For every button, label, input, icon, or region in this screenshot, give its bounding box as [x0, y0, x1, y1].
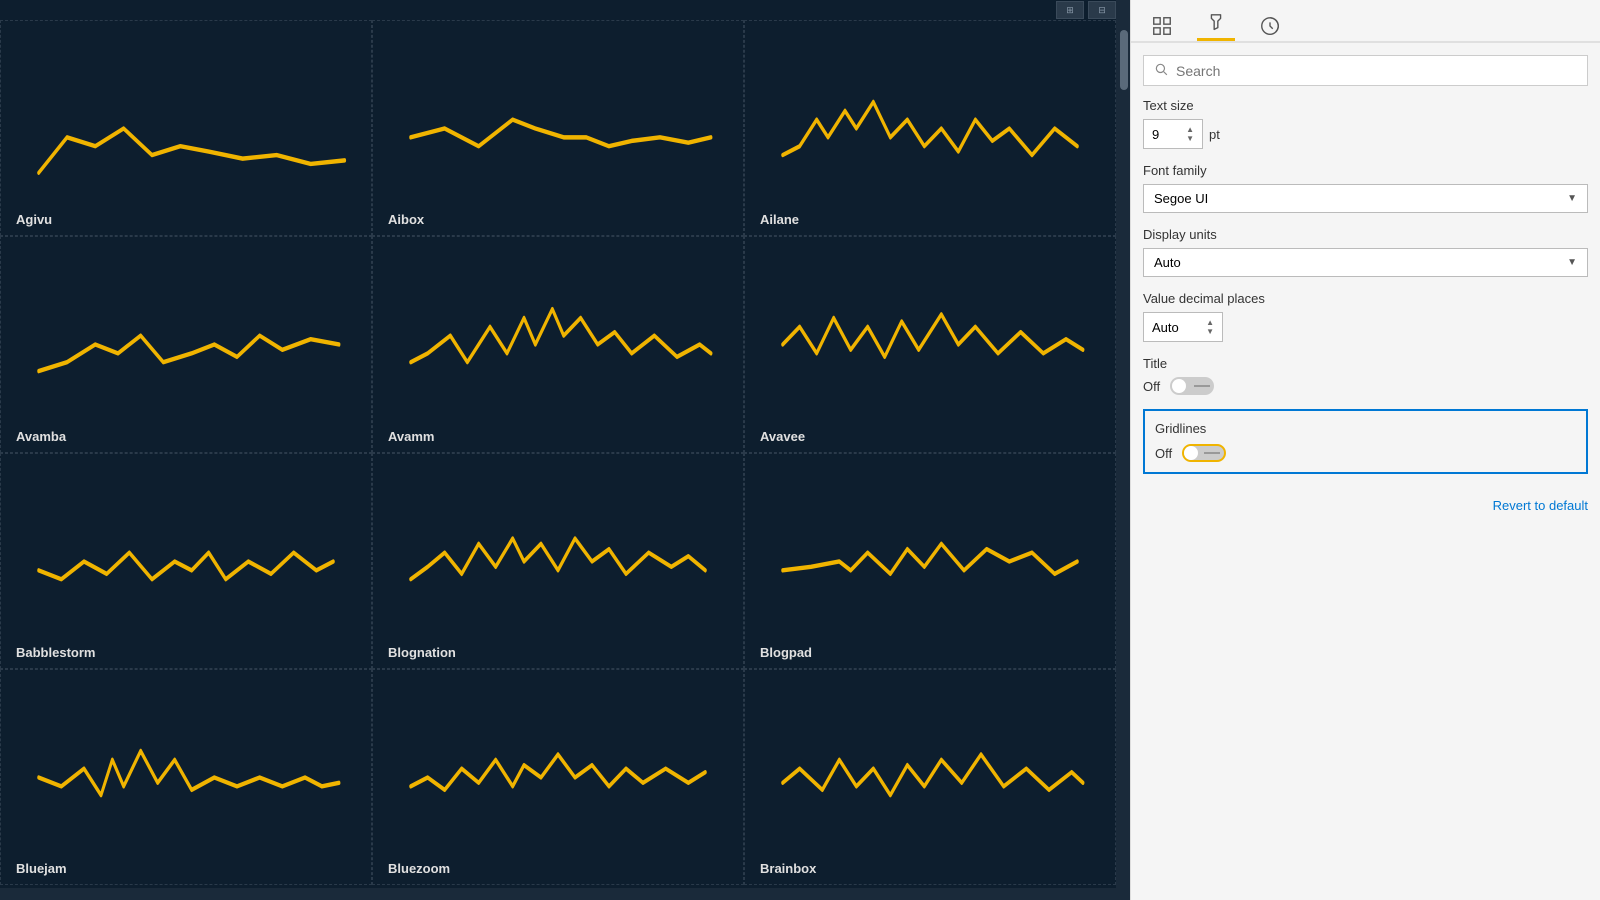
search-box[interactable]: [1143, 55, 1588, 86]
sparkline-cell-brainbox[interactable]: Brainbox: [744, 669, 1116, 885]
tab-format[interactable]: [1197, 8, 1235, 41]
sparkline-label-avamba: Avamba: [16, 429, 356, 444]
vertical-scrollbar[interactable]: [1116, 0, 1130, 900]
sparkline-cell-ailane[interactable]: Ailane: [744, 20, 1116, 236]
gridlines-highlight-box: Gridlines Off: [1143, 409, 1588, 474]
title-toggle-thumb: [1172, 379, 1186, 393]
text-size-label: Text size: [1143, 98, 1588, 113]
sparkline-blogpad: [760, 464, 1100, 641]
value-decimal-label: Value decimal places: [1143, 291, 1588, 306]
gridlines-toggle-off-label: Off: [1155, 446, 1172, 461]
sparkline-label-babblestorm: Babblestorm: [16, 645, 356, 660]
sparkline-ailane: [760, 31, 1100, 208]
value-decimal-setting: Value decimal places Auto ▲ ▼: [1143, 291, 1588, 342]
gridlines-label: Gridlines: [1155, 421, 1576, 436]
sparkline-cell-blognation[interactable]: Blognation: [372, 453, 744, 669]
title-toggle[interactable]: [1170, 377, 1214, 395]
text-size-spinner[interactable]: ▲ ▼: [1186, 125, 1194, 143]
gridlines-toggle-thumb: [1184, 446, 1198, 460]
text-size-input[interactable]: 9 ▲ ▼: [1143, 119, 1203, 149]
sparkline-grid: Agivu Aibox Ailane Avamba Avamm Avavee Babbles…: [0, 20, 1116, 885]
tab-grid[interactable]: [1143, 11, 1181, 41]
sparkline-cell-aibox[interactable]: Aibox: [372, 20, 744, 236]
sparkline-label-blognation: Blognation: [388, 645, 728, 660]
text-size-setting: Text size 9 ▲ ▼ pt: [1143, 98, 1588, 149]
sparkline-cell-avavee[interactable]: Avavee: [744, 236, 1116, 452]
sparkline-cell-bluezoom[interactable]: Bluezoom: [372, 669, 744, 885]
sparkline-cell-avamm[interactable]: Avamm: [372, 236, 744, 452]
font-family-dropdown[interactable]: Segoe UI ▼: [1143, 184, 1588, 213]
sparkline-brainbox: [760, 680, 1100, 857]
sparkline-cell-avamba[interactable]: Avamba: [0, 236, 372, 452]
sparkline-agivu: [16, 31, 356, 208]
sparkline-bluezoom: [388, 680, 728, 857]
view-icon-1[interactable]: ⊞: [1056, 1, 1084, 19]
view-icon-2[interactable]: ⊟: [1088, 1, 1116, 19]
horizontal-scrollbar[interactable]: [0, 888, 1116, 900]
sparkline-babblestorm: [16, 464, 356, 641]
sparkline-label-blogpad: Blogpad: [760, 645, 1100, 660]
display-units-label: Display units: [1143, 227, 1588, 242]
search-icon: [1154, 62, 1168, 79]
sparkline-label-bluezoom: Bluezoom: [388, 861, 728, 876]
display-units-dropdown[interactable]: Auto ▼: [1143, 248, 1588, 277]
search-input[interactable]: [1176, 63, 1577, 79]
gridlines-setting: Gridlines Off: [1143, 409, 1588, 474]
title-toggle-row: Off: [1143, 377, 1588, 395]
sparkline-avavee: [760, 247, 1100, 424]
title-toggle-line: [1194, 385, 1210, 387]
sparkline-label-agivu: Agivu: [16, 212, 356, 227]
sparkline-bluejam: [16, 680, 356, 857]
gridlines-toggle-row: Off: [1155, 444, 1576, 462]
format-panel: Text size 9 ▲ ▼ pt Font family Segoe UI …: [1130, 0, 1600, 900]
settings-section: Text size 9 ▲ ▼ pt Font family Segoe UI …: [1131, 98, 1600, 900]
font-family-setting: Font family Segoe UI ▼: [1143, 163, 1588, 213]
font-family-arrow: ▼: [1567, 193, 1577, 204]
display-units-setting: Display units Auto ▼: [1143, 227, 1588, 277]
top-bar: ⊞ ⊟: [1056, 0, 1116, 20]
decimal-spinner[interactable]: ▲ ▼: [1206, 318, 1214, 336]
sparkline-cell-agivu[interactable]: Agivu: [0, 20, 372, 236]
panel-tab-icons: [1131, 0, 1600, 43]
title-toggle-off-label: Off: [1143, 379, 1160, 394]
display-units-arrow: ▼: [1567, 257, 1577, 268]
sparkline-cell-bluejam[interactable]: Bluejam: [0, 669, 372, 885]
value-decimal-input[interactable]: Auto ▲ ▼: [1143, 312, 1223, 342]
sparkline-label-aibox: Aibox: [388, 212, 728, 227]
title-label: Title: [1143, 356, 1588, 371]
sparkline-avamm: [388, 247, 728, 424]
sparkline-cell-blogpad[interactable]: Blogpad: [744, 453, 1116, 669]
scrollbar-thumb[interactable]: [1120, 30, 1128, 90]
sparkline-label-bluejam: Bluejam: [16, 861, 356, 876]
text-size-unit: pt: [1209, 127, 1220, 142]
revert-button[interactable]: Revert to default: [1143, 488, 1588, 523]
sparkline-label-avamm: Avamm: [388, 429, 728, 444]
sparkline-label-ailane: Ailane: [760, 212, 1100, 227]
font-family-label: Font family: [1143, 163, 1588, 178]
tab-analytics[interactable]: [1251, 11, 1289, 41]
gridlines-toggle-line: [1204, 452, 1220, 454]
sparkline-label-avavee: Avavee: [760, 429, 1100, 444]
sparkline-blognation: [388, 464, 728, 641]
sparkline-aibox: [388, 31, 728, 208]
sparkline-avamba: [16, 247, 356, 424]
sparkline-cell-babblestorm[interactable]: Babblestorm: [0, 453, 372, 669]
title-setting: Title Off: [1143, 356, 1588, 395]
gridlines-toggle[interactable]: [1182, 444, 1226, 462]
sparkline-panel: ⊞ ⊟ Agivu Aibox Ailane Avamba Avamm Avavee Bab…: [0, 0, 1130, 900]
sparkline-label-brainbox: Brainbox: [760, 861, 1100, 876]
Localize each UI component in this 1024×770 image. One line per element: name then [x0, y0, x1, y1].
- - - - - - -
Please arrange the lines of the data above as a numbered list, starting with the line containing "search-box[interactable]: [1143, 55, 1588, 86]" and going on through the line containing "vertical-scrollbar[interactable]: [1116, 0, 1130, 900]". Include both of those lines and omit any blank lines.

1. search-box[interactable]: [1143, 55, 1588, 86]
2. sparkline-cell-brainbox[interactable]: Brainbox: [744, 669, 1116, 885]
3. tab-format[interactable]: [1197, 8, 1235, 41]
4. sparkline-label-avamba: Avamba: [16, 429, 356, 444]
5. vertical-scrollbar[interactable]: [1116, 0, 1130, 900]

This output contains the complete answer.